● **Data provided**:
-.-.-

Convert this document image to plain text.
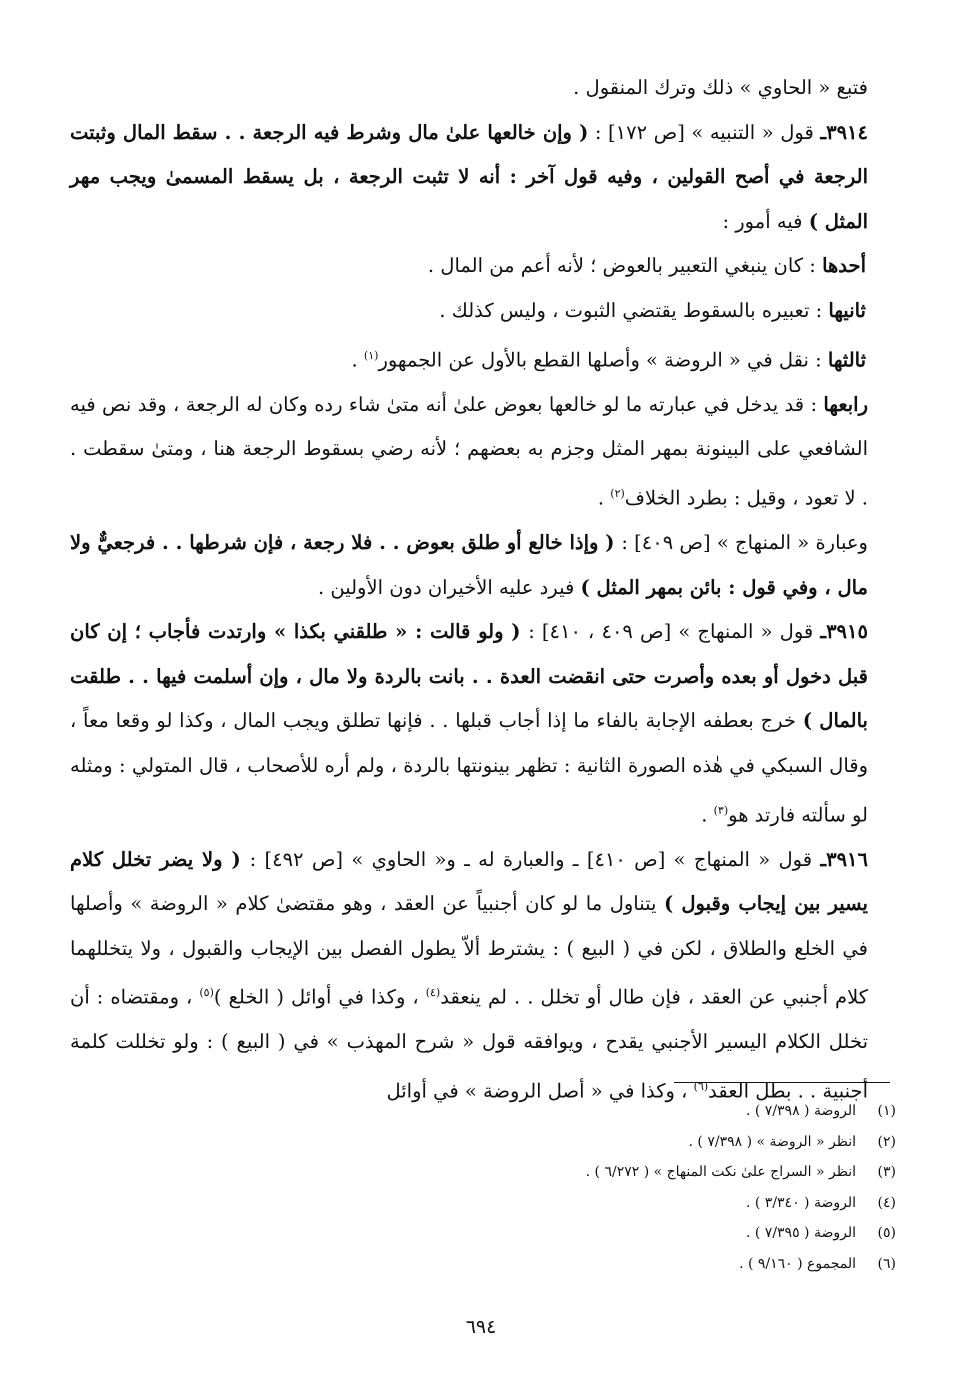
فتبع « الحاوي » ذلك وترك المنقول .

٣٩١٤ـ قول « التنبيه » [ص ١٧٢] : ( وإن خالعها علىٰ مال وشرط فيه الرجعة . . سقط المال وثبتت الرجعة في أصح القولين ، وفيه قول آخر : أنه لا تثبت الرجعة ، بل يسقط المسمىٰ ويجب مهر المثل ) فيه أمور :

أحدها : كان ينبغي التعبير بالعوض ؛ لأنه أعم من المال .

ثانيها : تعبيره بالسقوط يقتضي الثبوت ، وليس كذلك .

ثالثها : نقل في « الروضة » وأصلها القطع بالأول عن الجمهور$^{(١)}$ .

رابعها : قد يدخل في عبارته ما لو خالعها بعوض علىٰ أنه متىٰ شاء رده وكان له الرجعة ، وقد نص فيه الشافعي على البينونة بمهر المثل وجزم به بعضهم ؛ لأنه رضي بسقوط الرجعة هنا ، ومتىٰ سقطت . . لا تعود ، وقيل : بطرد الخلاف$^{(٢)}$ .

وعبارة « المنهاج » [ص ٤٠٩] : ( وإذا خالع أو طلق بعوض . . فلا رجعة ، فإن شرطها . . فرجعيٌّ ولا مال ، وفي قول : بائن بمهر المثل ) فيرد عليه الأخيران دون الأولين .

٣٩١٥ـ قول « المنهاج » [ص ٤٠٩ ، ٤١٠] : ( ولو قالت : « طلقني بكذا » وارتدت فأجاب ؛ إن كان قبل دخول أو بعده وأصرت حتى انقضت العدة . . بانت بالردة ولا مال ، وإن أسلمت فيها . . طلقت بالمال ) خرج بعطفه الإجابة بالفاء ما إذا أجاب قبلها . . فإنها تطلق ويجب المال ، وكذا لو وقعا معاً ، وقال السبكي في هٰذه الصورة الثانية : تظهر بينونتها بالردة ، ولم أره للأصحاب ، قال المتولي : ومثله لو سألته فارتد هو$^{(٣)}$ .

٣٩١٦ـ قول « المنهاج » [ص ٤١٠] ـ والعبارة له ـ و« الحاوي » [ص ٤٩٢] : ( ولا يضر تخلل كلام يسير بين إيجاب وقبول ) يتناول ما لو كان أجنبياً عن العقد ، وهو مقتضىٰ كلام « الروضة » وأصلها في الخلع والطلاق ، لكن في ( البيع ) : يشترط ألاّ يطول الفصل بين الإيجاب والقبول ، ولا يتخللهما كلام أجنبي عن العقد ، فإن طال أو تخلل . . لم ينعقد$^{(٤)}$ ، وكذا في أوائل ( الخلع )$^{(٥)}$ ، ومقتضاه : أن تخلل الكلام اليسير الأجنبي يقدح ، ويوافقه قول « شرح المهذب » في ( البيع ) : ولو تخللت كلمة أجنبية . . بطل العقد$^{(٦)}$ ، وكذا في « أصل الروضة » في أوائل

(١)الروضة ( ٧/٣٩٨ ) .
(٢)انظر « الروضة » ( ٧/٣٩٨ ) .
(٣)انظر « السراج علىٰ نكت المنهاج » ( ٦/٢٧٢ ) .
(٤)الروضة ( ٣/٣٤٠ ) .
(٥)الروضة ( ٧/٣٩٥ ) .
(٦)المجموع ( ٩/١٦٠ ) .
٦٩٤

-.-.-

● **Given task**: Extract every line above containing the word "انظر".

● **Answer for the task**:
(٢)انظر « الروضة » ( ٧/٣٩٨ ) .
(٣)انظر « السراج علىٰ نكت المنهاج » ( ٦/٢٧٢ ) .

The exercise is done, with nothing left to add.